## Begin

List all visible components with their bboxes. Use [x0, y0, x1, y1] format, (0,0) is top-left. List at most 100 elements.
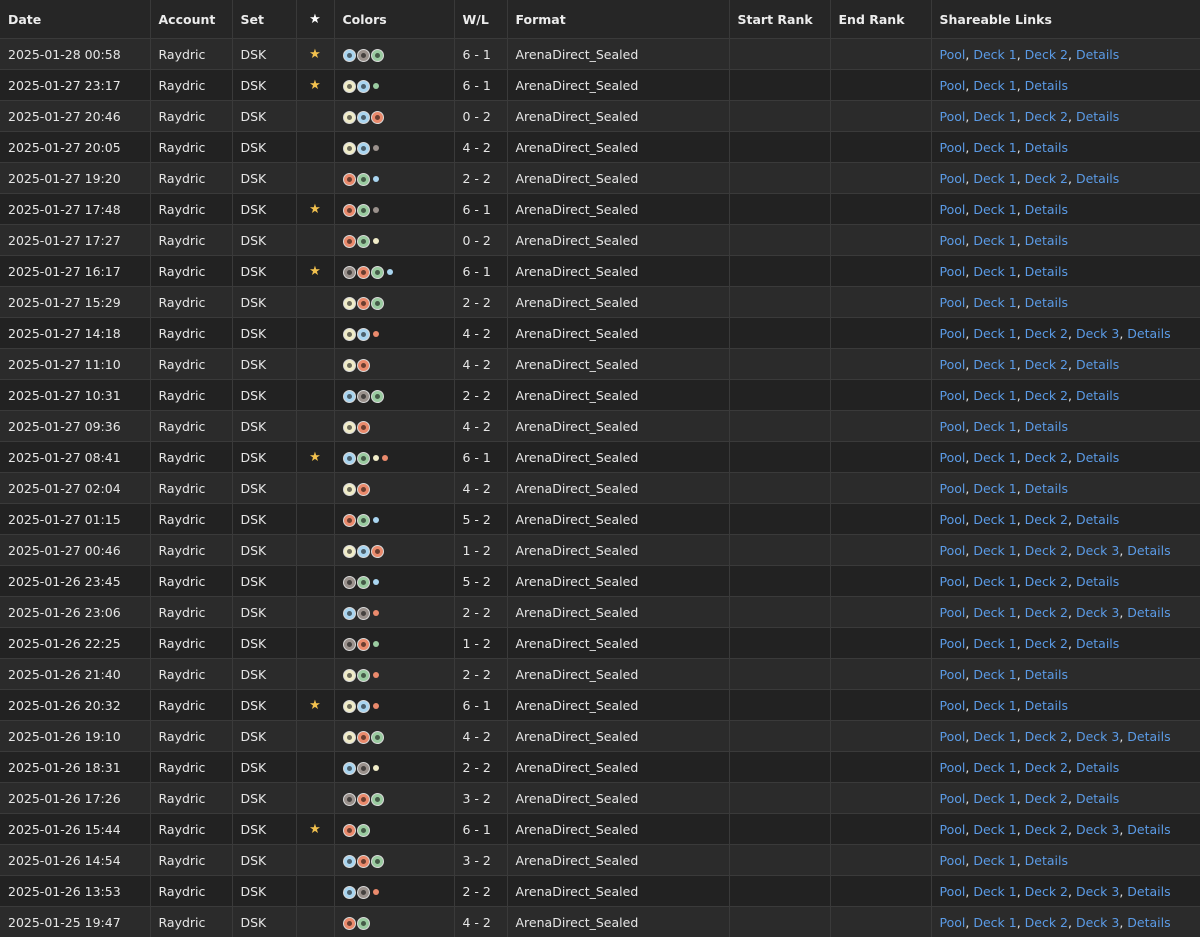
link-details[interactable]: Details [1076, 512, 1119, 527]
link-deck-2[interactable]: Deck 2 [1025, 357, 1068, 372]
link-pool[interactable]: Pool [940, 791, 966, 806]
header-star[interactable]: ★ [296, 0, 334, 39]
link-deck-1[interactable]: Deck 1 [973, 729, 1016, 744]
link-details[interactable]: Details [1076, 636, 1119, 651]
link-deck-3[interactable]: Deck 3 [1076, 729, 1119, 744]
link-deck-2[interactable]: Deck 2 [1025, 636, 1068, 651]
link-pool[interactable]: Pool [940, 419, 966, 434]
link-pool[interactable]: Pool [940, 512, 966, 527]
link-deck-3[interactable]: Deck 3 [1076, 605, 1119, 620]
link-details[interactable]: Details [1127, 884, 1170, 899]
link-deck-1[interactable]: Deck 1 [973, 326, 1016, 341]
link-details[interactable]: Details [1127, 605, 1170, 620]
link-details[interactable]: Details [1025, 202, 1068, 217]
link-details[interactable]: Details [1127, 543, 1170, 558]
link-pool[interactable]: Pool [940, 853, 966, 868]
link-deck-1[interactable]: Deck 1 [973, 698, 1016, 713]
link-details[interactable]: Details [1076, 357, 1119, 372]
link-deck-1[interactable]: Deck 1 [973, 450, 1016, 465]
link-pool[interactable]: Pool [940, 140, 966, 155]
link-details[interactable]: Details [1025, 853, 1068, 868]
link-details[interactable]: Details [1076, 574, 1119, 589]
link-deck-1[interactable]: Deck 1 [973, 853, 1016, 868]
link-pool[interactable]: Pool [940, 47, 966, 62]
link-details[interactable]: Details [1127, 822, 1170, 837]
link-details[interactable]: Details [1025, 667, 1068, 682]
link-deck-2[interactable]: Deck 2 [1025, 450, 1068, 465]
header-date[interactable]: Date [0, 0, 150, 39]
link-pool[interactable]: Pool [940, 357, 966, 372]
link-pool[interactable]: Pool [940, 574, 966, 589]
link-details[interactable]: Details [1025, 698, 1068, 713]
link-pool[interactable]: Pool [940, 884, 966, 899]
link-deck-1[interactable]: Deck 1 [973, 295, 1016, 310]
link-deck-2[interactable]: Deck 2 [1025, 543, 1068, 558]
link-details[interactable]: Details [1025, 419, 1068, 434]
link-pool[interactable]: Pool [940, 264, 966, 279]
link-pool[interactable]: Pool [940, 78, 966, 93]
link-pool[interactable]: Pool [940, 543, 966, 558]
link-pool[interactable]: Pool [940, 109, 966, 124]
link-deck-1[interactable]: Deck 1 [973, 667, 1016, 682]
link-deck-1[interactable]: Deck 1 [973, 388, 1016, 403]
link-details[interactable]: Details [1127, 326, 1170, 341]
link-deck-2[interactable]: Deck 2 [1025, 47, 1068, 62]
link-pool[interactable]: Pool [940, 636, 966, 651]
link-deck-2[interactable]: Deck 2 [1025, 791, 1068, 806]
link-pool[interactable]: Pool [940, 326, 966, 341]
header-account[interactable]: Account [150, 0, 232, 39]
link-deck-2[interactable]: Deck 2 [1025, 884, 1068, 899]
link-details[interactable]: Details [1076, 791, 1119, 806]
link-deck-1[interactable]: Deck 1 [973, 884, 1016, 899]
link-details[interactable]: Details [1076, 47, 1119, 62]
link-details[interactable]: Details [1025, 140, 1068, 155]
link-deck-2[interactable]: Deck 2 [1025, 574, 1068, 589]
link-deck-1[interactable]: Deck 1 [973, 760, 1016, 775]
link-pool[interactable]: Pool [940, 450, 966, 465]
link-deck-1[interactable]: Deck 1 [973, 78, 1016, 93]
link-deck-3[interactable]: Deck 3 [1076, 326, 1119, 341]
link-deck-1[interactable]: Deck 1 [973, 791, 1016, 806]
link-deck-1[interactable]: Deck 1 [973, 419, 1016, 434]
link-deck-1[interactable]: Deck 1 [973, 636, 1016, 651]
link-deck-3[interactable]: Deck 3 [1076, 884, 1119, 899]
link-pool[interactable]: Pool [940, 295, 966, 310]
link-pool[interactable]: Pool [940, 233, 966, 248]
link-details[interactable]: Details [1025, 264, 1068, 279]
link-pool[interactable]: Pool [940, 171, 966, 186]
link-deck-1[interactable]: Deck 1 [973, 357, 1016, 372]
link-details[interactable]: Details [1025, 481, 1068, 496]
link-pool[interactable]: Pool [940, 729, 966, 744]
link-details[interactable]: Details [1127, 729, 1170, 744]
link-deck-3[interactable]: Deck 3 [1076, 543, 1119, 558]
link-deck-2[interactable]: Deck 2 [1025, 760, 1068, 775]
link-deck-2[interactable]: Deck 2 [1025, 109, 1068, 124]
link-deck-2[interactable]: Deck 2 [1025, 822, 1068, 837]
link-deck-1[interactable]: Deck 1 [973, 109, 1016, 124]
header-start-rank[interactable]: Start Rank [729, 0, 830, 39]
link-deck-1[interactable]: Deck 1 [973, 140, 1016, 155]
header-links[interactable]: Shareable Links [931, 0, 1200, 39]
header-format[interactable]: Format [507, 0, 729, 39]
link-details[interactable]: Details [1076, 388, 1119, 403]
header-wl[interactable]: W/L [454, 0, 507, 39]
link-deck-3[interactable]: Deck 3 [1076, 822, 1119, 837]
link-details[interactable]: Details [1076, 171, 1119, 186]
link-deck-1[interactable]: Deck 1 [973, 47, 1016, 62]
link-deck-1[interactable]: Deck 1 [973, 171, 1016, 186]
link-deck-1[interactable]: Deck 1 [973, 512, 1016, 527]
link-pool[interactable]: Pool [940, 481, 966, 496]
link-pool[interactable]: Pool [940, 698, 966, 713]
link-pool[interactable]: Pool [940, 605, 966, 620]
link-details[interactable]: Details [1025, 233, 1068, 248]
link-deck-1[interactable]: Deck 1 [973, 543, 1016, 558]
header-set[interactable]: Set [232, 0, 296, 39]
link-deck-2[interactable]: Deck 2 [1025, 512, 1068, 527]
link-deck-2[interactable]: Deck 2 [1025, 171, 1068, 186]
link-pool[interactable]: Pool [940, 202, 966, 217]
link-details[interactable]: Details [1025, 295, 1068, 310]
header-end-rank[interactable]: End Rank [830, 0, 931, 39]
header-colors[interactable]: Colors [334, 0, 454, 39]
link-deck-1[interactable]: Deck 1 [973, 481, 1016, 496]
link-deck-2[interactable]: Deck 2 [1025, 605, 1068, 620]
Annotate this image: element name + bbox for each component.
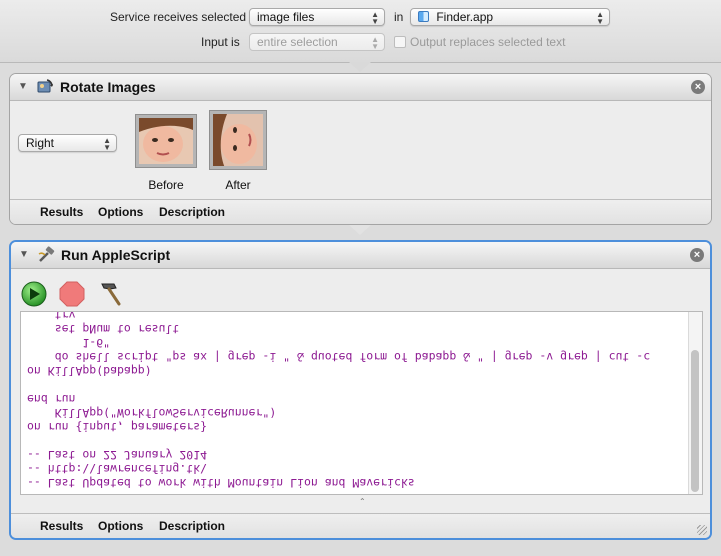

## End

* _What is being asked_: How many lines in the listing above contain the string "format"? Reply with the number only.

* _Output for this exercise_: 2